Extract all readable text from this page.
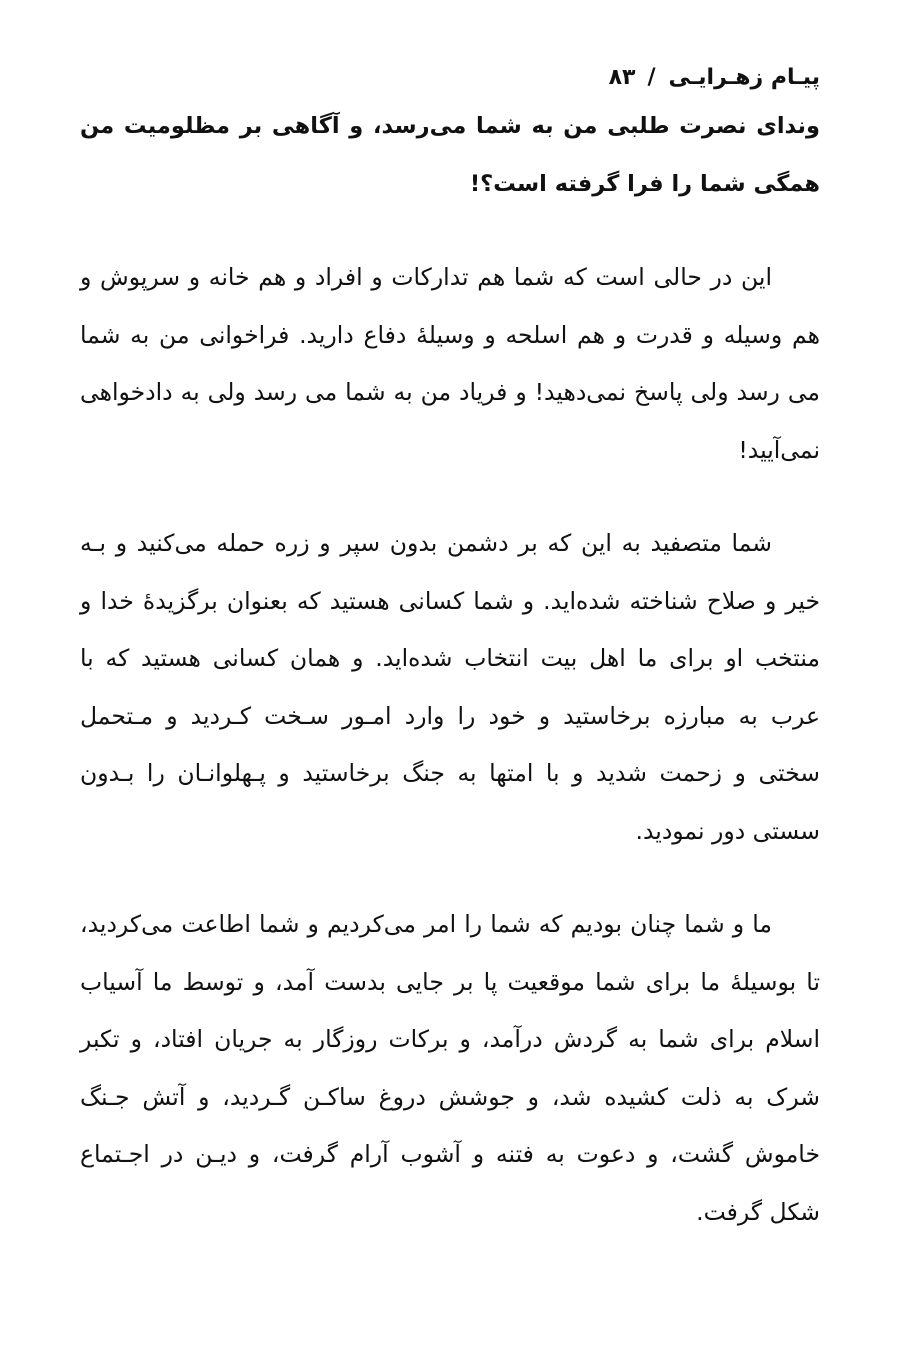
۸۳ / پیـام زهـرایـی

وندای نصرت طلبی من به شما می‌رسد، و آگاهی بر مظلومیت من همگی شما را فرا گرفته است؟!

این در حالی است که شما هم تدارکات و افراد و هم خانه و سرپوش و هم وسیله و قدرت و هم اسلحه و وسیلهٔ دفاع دارید. فراخوانی من به شما می رسد ولی پاسخ نمی‌دهید! و فریاد من به شما می رسد ولی به دادخواهی نمی‌آیید!

شما متصفید به این که بر دشمن بدون سپر و زره حمله می‌کنید و بـه خیر و صلاح شناخته شده‌اید. و شما کسانی هستید که بعنوان برگزیدهٔ خدا و منتخب او برای ما اهل بیت انتخاب شده‌اید. و همان کسانی هستید که با عرب به مبارزه برخاستید و خود را وارد امـور سـخت کـردید و مـتحمل سختی و زحمت شدید و با امتها به جنگ برخاستید و پـهلوانـان را بـدون سستی دور نمودید.

ما و شما چنان بودیم که شما را امر می‌کردیم و شما اطاعت می‌کردید، تا بوسیلهٔ ما برای شما موقعیت پا بر جایی بدست آمد، و توسط ما آسیاب اسلام برای شما به گردش درآمد، و برکات روزگار به جریان افتاد، و تکبر شرک به ذلت کشیده شد، و جوشش دروغ ساکـن گـردید، و آتش جـنگ خاموش گشت، و دعوت به فتنه و آشوب آرام گرفت، و دیـن در اجـتماع شکل گرفت.
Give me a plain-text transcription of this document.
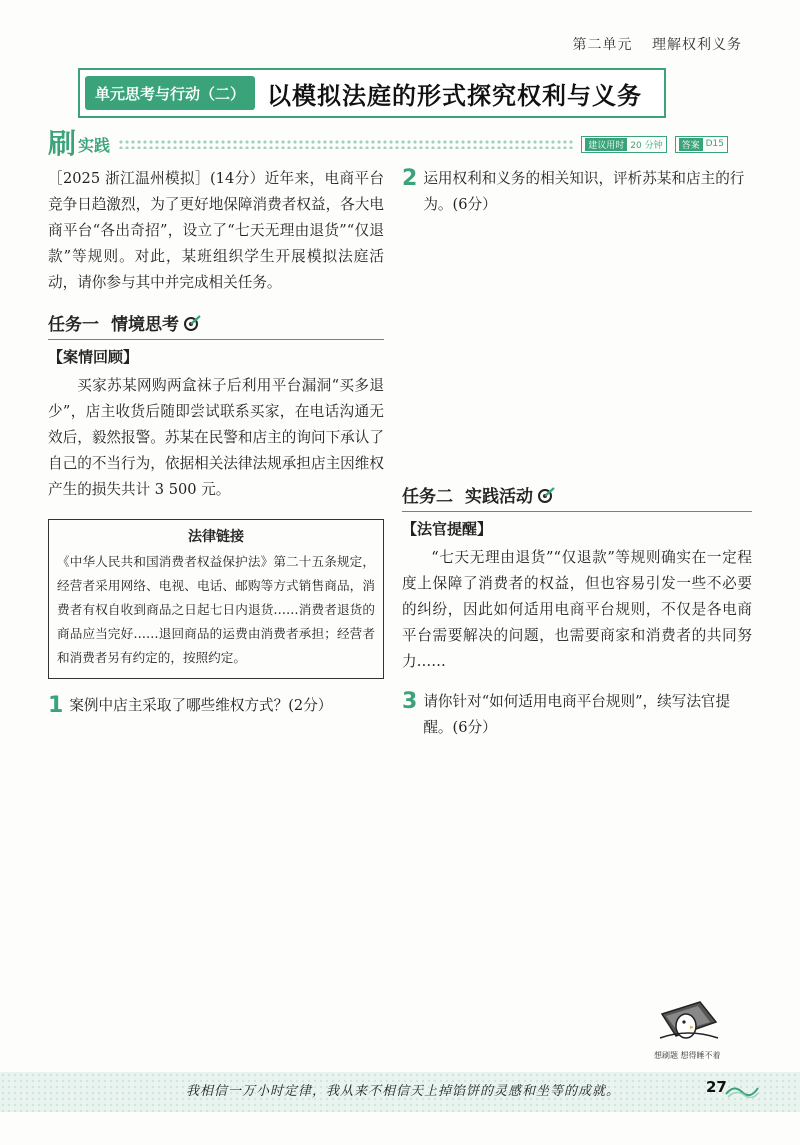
第二单元 理解权利义务
单元思考与行动（二） 以模拟法庭的形式探究权利与义务
刷 实践	建议用时 20 分钟	答案 D15

［2025 浙江温州模拟］(14分）近年来，电商平台竞争日趋激烈，为了更好地保障消费者权益，各大电商平台“各出奇招”，设立了“七天无理由退货”“仅退款”等规则。对此，某班组织学生开展模拟法庭活动，请你参与其中并完成相关任务。

任务一 情境思考
【案情回顾】

买家苏某网购两盒袜子后利用平台漏洞“买多退少”，店主收货后随即尝试联系买家，在电话沟通无效后，毅然报警。苏某在民警和店主的询问下承认了自己的不当行为，依据相关法律法规承担店主因维权产生的损失共计 3 500 元。

法律链接

《中华人民共和国消费者权益保护法》第二十五条规定，经营者采用网络、电视、电话、邮购等方式销售商品，消费者有权自收到商品之日起七日内退货……消费者退货的商品应当完好……退回商品的运费由消费者承担；经营者和消费者另有约定的，按照约定。

1 案例中店主采取了哪些维权方式？(2分）
2 运用权利和义务的相关知识，评析苏某和店主的行为。(6分）
任务二 实践活动
【法官提醒】

“七天无理由退货”“仅退款”等规则确实在一定程度上保障了消费者的权益，但也容易引发一些不必要的纠纷，因此如何适用电商平台规则，不仅是各电商平台需要解决的问题，也需要商家和消费者的共同努力……

3 请你针对“如何适用电商平台规则”，续写法官提醒。(6分）
想刷题 想得睡不着
我相信一万小时定律，我从来不相信天上掉馅饼的灵感和坐等的成就。	27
━━━━━━━━━━━━━━━━━━━━
» Exercise task:
Do not include images; quote all of the entries above exactly.

» Answer to this problem:
Extract all readable text from this page.
۸۳ / پیـام زهـرایـی

وندای نصرت طلبی من به شما می‌رسد، و آگاهی بر مظلومیت من همگی شما را فرا گرفته است؟!

این در حالی است که شما هم تدارکات و افراد و هم خانه و سرپوش و هم وسیله و قدرت و هم اسلحه و وسیلهٔ دفاع دارید. فراخوانی من به شما می رسد ولی پاسخ نمی‌دهید! و فریاد من به شما می رسد ولی به دادخواهی نمی‌آیید!

شما متصفید به این که بر دشمن بدون سپر و زره حمله می‌کنید و بـه خیر و صلاح شناخته شده‌اید. و شما کسانی هستید که بعنوان برگزیدهٔ خدا و منتخب او برای ما اهل بیت انتخاب شده‌اید. و همان کسانی هستید که با عرب به مبارزه برخاستید و خود را وارد امـور سـخت کـردید و مـتحمل سختی و زحمت شدید و با امتها به جنگ برخاستید و پـهلوانـان را بـدون سستی دور نمودید.

ما و شما چنان بودیم که شما را امر می‌کردیم و شما اطاعت می‌کردید، تا بوسیلهٔ ما برای شما موقعیت پا بر جایی بدست آمد، و توسط ما آسیاب اسلام برای شما به گردش درآمد، و برکات روزگار به جریان افتاد، و تکبر شرک به ذلت کشیده شد، و جوشش دروغ ساکـن گـردید، و آتش جـنگ خاموش گشت، و دعوت به فتنه و آشوب آرام گرفت، و دیـن در اجـتماع شکل گرفت.
Give me a plain-text transcription of this document.
第二单元 理解权利义务
单元思考与行动（二） 以模拟法庭的形式探究权利与义务
刷 实践	建议用时 20 分钟	答案 D15

［2025 浙江温州模拟］(14分）近年来，电商平台竞争日趋激烈，为了更好地保障消费者权益，各大电商平台“各出奇招”，设立了“七天无理由退货”“仅退款”等规则。对此，某班组织学生开展模拟法庭活动，请你参与其中并完成相关任务。

任务一 情境思考
【案情回顾】

买家苏某网购两盒袜子后利用平台漏洞“买多退少”，店主收货后随即尝试联系买家，在电话沟通无效后，毅然报警。苏某在民警和店主的询问下承认了自己的不当行为，依据相关法律法规承担店主因维权产生的损失共计 3 500 元。

法律链接

《中华人民共和国消费者权益保护法》第二十五条规定，经营者采用网络、电视、电话、邮购等方式销售商品，消费者有权自收到商品之日起七日内退货……消费者退货的商品应当完好……退回商品的运费由消费者承担；经营者和消费者另有约定的，按照约定。

1 案例中店主采取了哪些维权方式？(2分）
2 运用权利和义务的相关知识，评析苏某和店主的行为。(6分）
任务二 实践活动
【法官提醒】

“七天无理由退货”“仅退款”等规则确实在一定程度上保障了消费者的权益，但也容易引发一些不必要的纠纷，因此如何适用电商平台规则，不仅是各电商平台需要解决的问题，也需要商家和消费者的共同努力……

3 请你针对“如何适用电商平台规则”，续写法官提醒。(6分）
想刷题 想得睡不着
我相信一万小时定律，我从来不相信天上掉馅饼的灵感和坐等的成就。	27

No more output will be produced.